• Exercise material
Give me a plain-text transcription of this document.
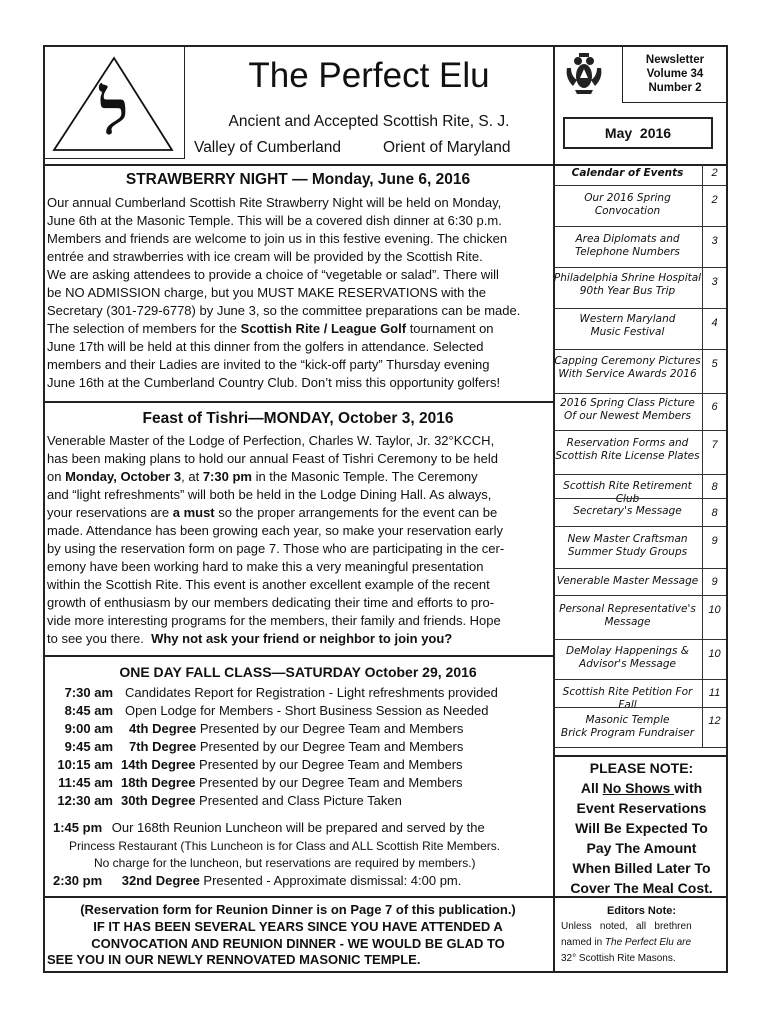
ל
The Perfect Elu
Ancient and Accepted Scottish Rite, S. J.
Valley of Cumberland	Orient of Maryland
Newsletter
Volume 34
Number 2
May  2016
STRAWBERRY NIGHT — Monday, June 6, 2016
Our annual Cumberland Scottish Rite Strawberry Night will be held on Monday,
June 6th at the Masonic Temple. This will be a covered dish dinner at 6:30 p.m.
Members and friends are welcome to join us in this festive evening. The chicken
entrée and strawberries with ice cream will be provided by the Scottish Rite.
We are asking attendees to provide a choice of “vegetable or salad”. There will
be NO ADMISSION charge, but you MUST MAKE RESERVATIONS with the
Secretary (301-729-6778) by June 3, so the committee preparations can be made.
The selection of members for the Scottish Rite / League Golf tournament on
June 17th will be held at this dinner from the golfers in attendance. Selected
members and their Ladies are invited to the “kick-off party” Thursday evening
June 16th at the Cumberland Country Club. Don’t miss this opportunity golfers!
Feast of Tishri—MONDAY, October 3, 2016
Venerable Master of the Lodge of Perfection, Charles W. Taylor, Jr. 32°KCCH,
has been making plans to hold our annual Feast of Tishri Ceremony to be held
on Monday, October 3, at 7:30 pm in the Masonic Temple. The Ceremony
and “light refreshments” will both be held in the Lodge Dining Hall. As always,
your reservations are a must so the proper arrangements for the event can be
made. Attendance has been growing each year, so make your reservation early
by using the reservation form on page 7. Those who are participating in the cer-
emony have been working hard to make this a very meaningful presentation
within the Scottish Rite. This event is another excellent example of the recent
growth of enthusiasm by our members dedicating their time and efforts to pro-
vide more interesting programs for the members, their family and friends. Hope
to see you there.  Why not ask your friend or neighbor to join you?
ONE DAY FALL CLASS—SATURDAY October 29, 2016
7:30 am Candidates Report for Registration - Light refreshments provided
8:45 am Open Lodge for Members - Short Business Session as Needed
9:00 am 4th Degree Presented by our Degree Team and Members
9:45 am 7th Degree Presented by our Degree Team and Members
10:15 am 14th Degree Presented by our Degree Team and Members
11:45 am 18th Degree Presented by our Degree Team and Members
12:30 am 30th Degree Presented and Class Picture Taken
1:45 pm Our 168th Reunion Luncheon will be prepared and served by the
Princess Restaurant (This Luncheon is for Class and ALL Scottish Rite Members.
No charge for the luncheon, but reservations are required by members.)
2:30 pm 32nd Degree Presented - Approximate dismissal: 4:00 pm.
(Reservation form for Reunion Dinner is on Page 7 of this publication.)
IF IT HAS BEEN SEVERAL YEARS SINCE YOU HAVE ATTENDED A
CONVOCATION AND REUNION DINNER - WE WOULD BE GLAD TO
SEE YOU IN OUR NEWLY RENNOVATED MASONIC TEMPLE.
Calendar of Events	2
Our 2016 Spring
Convocation
2
Area Diplomats and
Telephone Numbers
3
Philadelphia Shrine Hospital
90th Year Bus Trip
3
Western Maryland
Music Festival
4
Capping Ceremony Pictures
With Service Awards 2016
5
2016 Spring Class Picture
Of our Newest Members
6
Reservation Forms and
Scottish Rite License Plates
7
Scottish Rite Retirement Club
8
Secretary's Message	8
New Master Craftsman
Summer Study Groups
9
Venerable Master Message	9
Personal Representative's
Message
10
DeMolay Happenings &
Advisor's Message
10
Scottish Rite Petition For Fall
11
Masonic Temple
Brick Program Fundraiser
12
PLEASE NOTE:
All No Shows with
Event Reservations
Will Be Expected To
Pay The Amount
When Billed Later To
Cover The Meal Cost.
Editors Note:
Unless   noted,   all   brethren
named in The Perfect Elu are
32° Scottish Rite Masons.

• Exercise brief
In the lines above, find each one with "provided" and list it.

• Exercise result
entrée and strawberries with ice cream will be provided by the Scottish Rite.
7:30 am Candidates Report for Registration - Light refreshments provided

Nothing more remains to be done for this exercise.